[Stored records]
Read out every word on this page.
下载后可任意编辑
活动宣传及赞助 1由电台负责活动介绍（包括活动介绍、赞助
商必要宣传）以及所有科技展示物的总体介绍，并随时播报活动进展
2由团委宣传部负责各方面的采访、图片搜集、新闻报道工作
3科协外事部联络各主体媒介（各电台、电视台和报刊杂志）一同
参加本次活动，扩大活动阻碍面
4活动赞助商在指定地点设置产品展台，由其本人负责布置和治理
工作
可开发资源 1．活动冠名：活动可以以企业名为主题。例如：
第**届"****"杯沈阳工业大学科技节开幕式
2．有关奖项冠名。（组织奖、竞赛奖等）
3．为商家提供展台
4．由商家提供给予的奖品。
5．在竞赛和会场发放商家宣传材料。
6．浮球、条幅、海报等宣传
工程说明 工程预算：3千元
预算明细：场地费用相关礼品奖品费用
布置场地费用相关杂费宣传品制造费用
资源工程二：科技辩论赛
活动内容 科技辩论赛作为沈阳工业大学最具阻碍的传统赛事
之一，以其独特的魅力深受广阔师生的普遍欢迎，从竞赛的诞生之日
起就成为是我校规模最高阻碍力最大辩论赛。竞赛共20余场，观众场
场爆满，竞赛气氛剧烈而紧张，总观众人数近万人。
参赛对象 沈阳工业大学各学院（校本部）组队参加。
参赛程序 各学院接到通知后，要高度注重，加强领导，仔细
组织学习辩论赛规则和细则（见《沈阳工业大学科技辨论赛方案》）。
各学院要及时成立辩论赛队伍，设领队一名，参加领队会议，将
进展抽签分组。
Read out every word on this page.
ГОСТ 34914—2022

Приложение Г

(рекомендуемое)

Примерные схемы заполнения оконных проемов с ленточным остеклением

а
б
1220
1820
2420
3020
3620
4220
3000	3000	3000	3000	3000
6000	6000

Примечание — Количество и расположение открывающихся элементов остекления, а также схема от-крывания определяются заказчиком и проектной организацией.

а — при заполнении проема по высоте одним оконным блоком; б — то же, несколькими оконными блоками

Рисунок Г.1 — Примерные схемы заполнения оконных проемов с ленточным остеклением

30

▶ TASK
Your task is to transcribe the listing above in full, exactly as given.

▶ EXERCISE OUTPUT
Read out every word on this page.
下载后可任意编辑
活动宣传及赞助 1由电台负责活动介绍（包括活动介绍、赞助
商必要宣传）以及所有科技展示物的总体介绍，并随时播报活动进展
2由团委宣传部负责各方面的采访、图片搜集、新闻报道工作
3科协外事部联络各主体媒介（各电台、电视台和报刊杂志）一同
参加本次活动，扩大活动阻碍面
4活动赞助商在指定地点设置产品展台，由其本人负责布置和治理
工作
可开发资源 1．活动冠名：活动可以以企业名为主题。例如：
第**届"****"杯沈阳工业大学科技节开幕式
2．有关奖项冠名。（组织奖、竞赛奖等）
3．为商家提供展台
4．由商家提供给予的奖品。
5．在竞赛和会场发放商家宣传材料。
6．浮球、条幅、海报等宣传
工程说明 工程预算：3千元
预算明细：场地费用相关礼品奖品费用
布置场地费用相关杂费宣传品制造费用
资源工程二：科技辩论赛
活动内容 科技辩论赛作为沈阳工业大学最具阻碍的传统赛事
之一，以其独特的魅力深受广阔师生的普遍欢迎，从竞赛的诞生之日
起就成为是我校规模最高阻碍力最大辩论赛。竞赛共20余场，观众场
场爆满，竞赛气氛剧烈而紧张，总观众人数近万人。
参赛对象 沈阳工业大学各学院（校本部）组队参加。
参赛程序 各学院接到通知后，要高度注重，加强领导，仔细
组织学习辩论赛规则和细则（见《沈阳工业大学科技辨论赛方案》）。
各学院要及时成立辩论赛队伍，设领队一名，参加领队会议，将
进展抽签分组。
Read out every word on this page.
ГОСТ 34914—2022

Приложение Г

(рекомендуемое)

Примерные схемы заполнения оконных проемов с ленточным остеклением

а
б
1220
1820
2420
3020
3620
4220
3000	3000	3000	3000	3000
6000	6000

Примечание — Количество и расположение открывающихся элементов остекления, а также схема от-крывания определяются заказчиком и проектной организацией.

а — при заполнении проема по высоте одним оконным блоком; б — то же, несколькими оконными блоками

Рисунок Г.1 — Примерные схемы заполнения оконных проемов с ленточным остеклением

30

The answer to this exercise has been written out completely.